§ **Task details**
From the entries that follow, extract each line holding the string "RESPONSE".
☆ ☆ ☆ ☆ ☆
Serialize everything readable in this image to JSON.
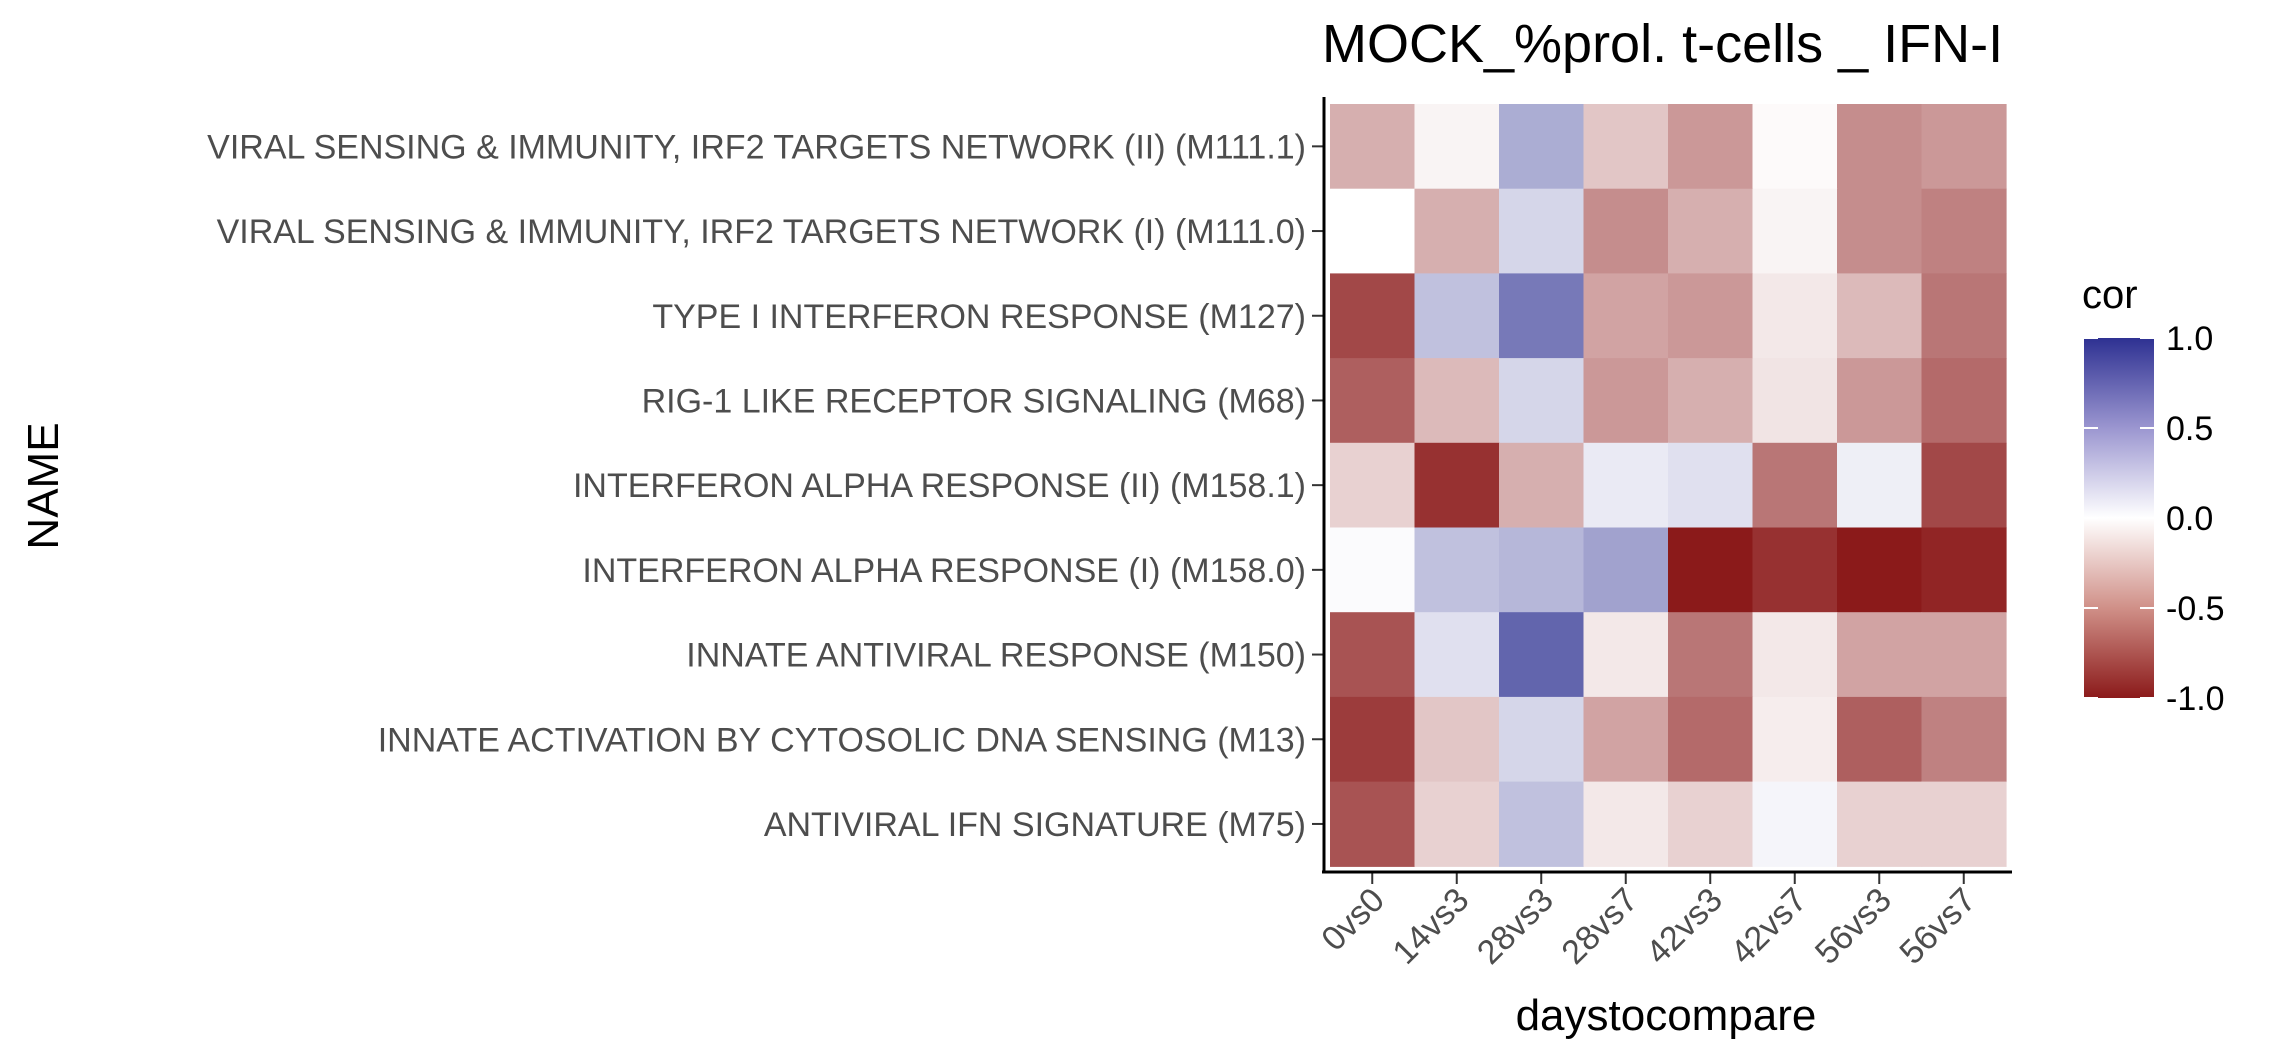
{
  "chart_data": {
    "type": "heatmap",
    "title": "MOCK_%prol. t-cells _ IFN-I",
    "xlabel": "daystocompare",
    "ylabel": "NAME",
    "x_categories": [
      "0vs0",
      "14vs3",
      "28vs3",
      "28vs7",
      "42vs3",
      "42vs7",
      "56vs3",
      "56vs7"
    ],
    "y_categories": [
      "VIRAL SENSING & IMMUNITY,  IRF2 TARGETS NETWORK (II) (M111.1)",
      "VIRAL SENSING & IMMUNITY,  IRF2 TARGETS NETWORK (I) (M111.0)",
      "TYPE I INTERFERON RESPONSE (M127)",
      "RIG-1 LIKE RECEPTOR SIGNALING (M68)",
      "INTERFERON ALPHA RESPONSE (II) (M158.1)",
      "INTERFERON ALPHA RESPONSE (I) (M158.0)",
      "INNATE ANTIVIRAL RESPONSE (M150)",
      "INNATE ACTIVATION BY CYTOSOLIC DNA SENSING (M13)",
      "ANTIVIRAL IFN SIGNATURE (M75)"
    ],
    "values": [
      [
        -0.35,
        -0.05,
        0.4,
        -0.25,
        -0.45,
        -0.02,
        -0.5,
        -0.45
      ],
      [
        0.0,
        -0.35,
        0.2,
        -0.5,
        -0.35,
        -0.05,
        -0.5,
        -0.55
      ],
      [
        -0.8,
        0.3,
        0.65,
        -0.4,
        -0.45,
        -0.1,
        -0.3,
        -0.6
      ],
      [
        -0.7,
        -0.3,
        0.2,
        -0.45,
        -0.35,
        -0.12,
        -0.45,
        -0.65
      ],
      [
        -0.2,
        -0.9,
        -0.35,
        0.1,
        0.15,
        -0.6,
        0.08,
        -0.8
      ],
      [
        0.02,
        0.3,
        0.35,
        0.45,
        -1.0,
        -0.9,
        -1.0,
        -0.95
      ],
      [
        -0.75,
        0.15,
        0.75,
        -0.1,
        -0.6,
        -0.1,
        -0.4,
        -0.4
      ],
      [
        -0.85,
        -0.25,
        0.2,
        -0.4,
        -0.65,
        -0.08,
        -0.7,
        -0.55
      ],
      [
        -0.75,
        -0.2,
        0.3,
        -0.1,
        -0.2,
        0.05,
        -0.2,
        -0.2
      ]
    ],
    "legend": {
      "title": "cor",
      "range": [
        -1.0,
        1.0
      ],
      "ticks": [
        1.0,
        0.5,
        0.0,
        -0.5,
        -1.0
      ],
      "tick_labels": [
        "1.0",
        "0.5",
        "0.0",
        "-0.5",
        "-1.0"
      ],
      "colors": {
        "low": "#8b1a1a",
        "mid": "#ffffff",
        "high": "#2e3192"
      },
      "placement": "right"
    },
    "grid": false
  }
}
☆ ☆ ☆ ☆ ☆
§ **Finished task**
      "TYPE I INTERFERON RESPONSE (M127)",
      "INTERFERON ALPHA RESPONSE (II) (M158.1)",
      "INTERFERON ALPHA RESPONSE (I) (M158.0)",
      "INNATE ANTIVIRAL RESPONSE (M150)",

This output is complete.